begin DATASET CONTENT

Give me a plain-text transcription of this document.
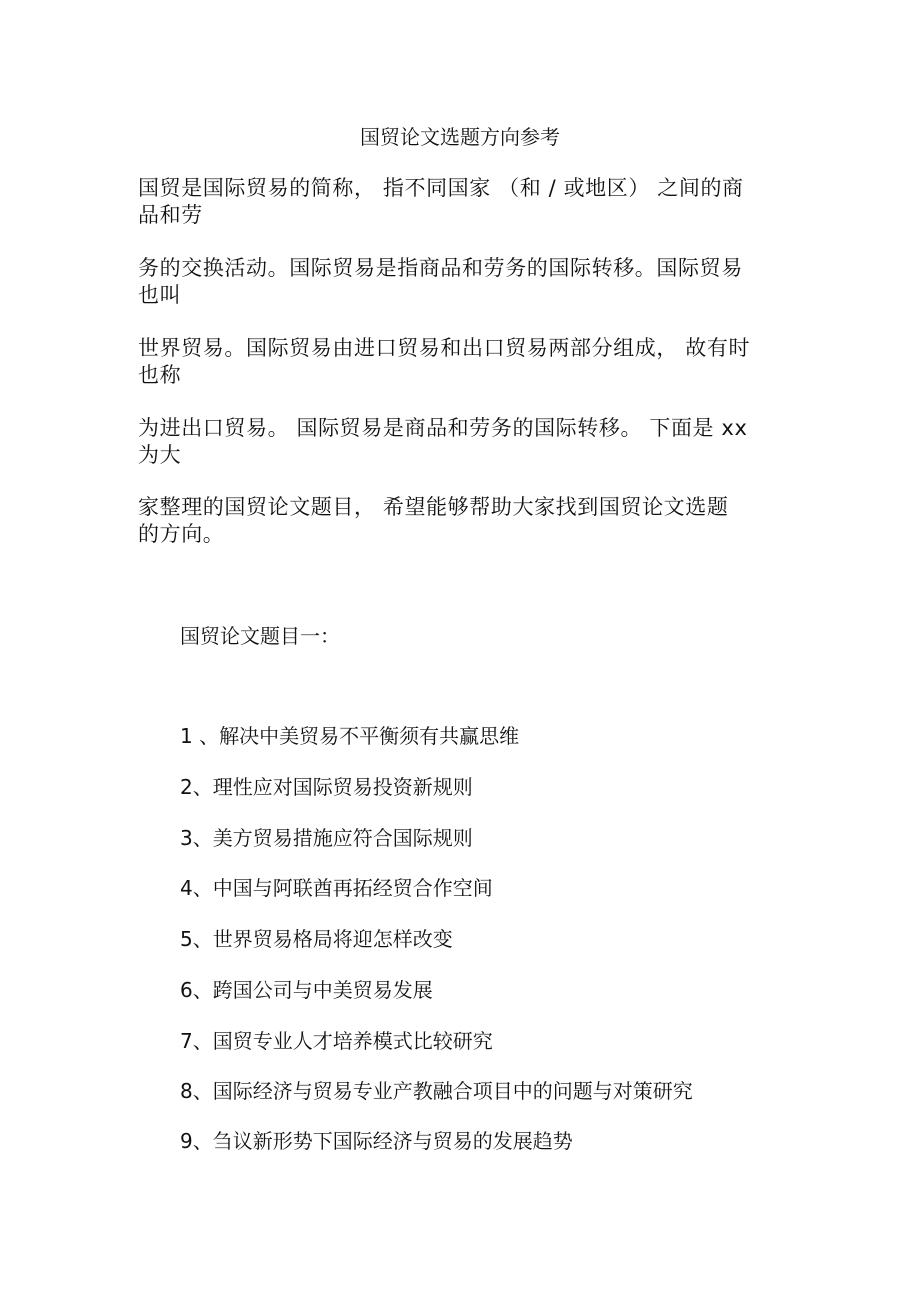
国贸论文选题方向参考
国贸是国际贸易的简称， 指不同国家 （和 / 或地区） 之间的商
品和劳
务的交换活动。国际贸易是指商品和劳务的国际转移。国际贸易
也叫
世界贸易。国际贸易由进口贸易和出口贸易两部分组成， 故有时
也称
为进出口贸易。 国际贸易是商品和劳务的国际转移。 下面是 xx
为大
家整理的国贸论文题目， 希望能够帮助大家找到国贸论文选题
的方向。
国贸论文题目一：
1 、解决中美贸易不平衡须有共赢思维
2、理性应对国际贸易投资新规则
3、美方贸易措施应符合国际规则
4、中国与阿联酋再拓经贸合作空间
5、世界贸易格局将迎怎样改变
6、跨国公司与中美贸易发展
7、国贸专业人才培养模式比较研究
8、国际经济与贸易专业产教融合项目中的问题与对策研究
9、刍议新形势下国际经济与贸易的发展趋势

end DATASET CONTENT

● **EXERCISE PROMPT**: Output all of the data exactly as it stands, minus any images.

● **THE OUTPUT**:
Give me a plain-text transcription of this document.
国贸论文选题方向参考
国贸是国际贸易的简称， 指不同国家 （和 / 或地区） 之间的商
品和劳
务的交换活动。国际贸易是指商品和劳务的国际转移。国际贸易
也叫
世界贸易。国际贸易由进口贸易和出口贸易两部分组成， 故有时
也称
为进出口贸易。 国际贸易是商品和劳务的国际转移。 下面是 xx
为大
家整理的国贸论文题目， 希望能够帮助大家找到国贸论文选题
的方向。
国贸论文题目一：
1 、解决中美贸易不平衡须有共赢思维
2、理性应对国际贸易投资新规则
3、美方贸易措施应符合国际规则
4、中国与阿联酋再拓经贸合作空间
5、世界贸易格局将迎怎样改变
6、跨国公司与中美贸易发展
7、国贸专业人才培养模式比较研究
8、国际经济与贸易专业产教融合项目中的问题与对策研究
9、刍议新形势下国际经济与贸易的发展趋势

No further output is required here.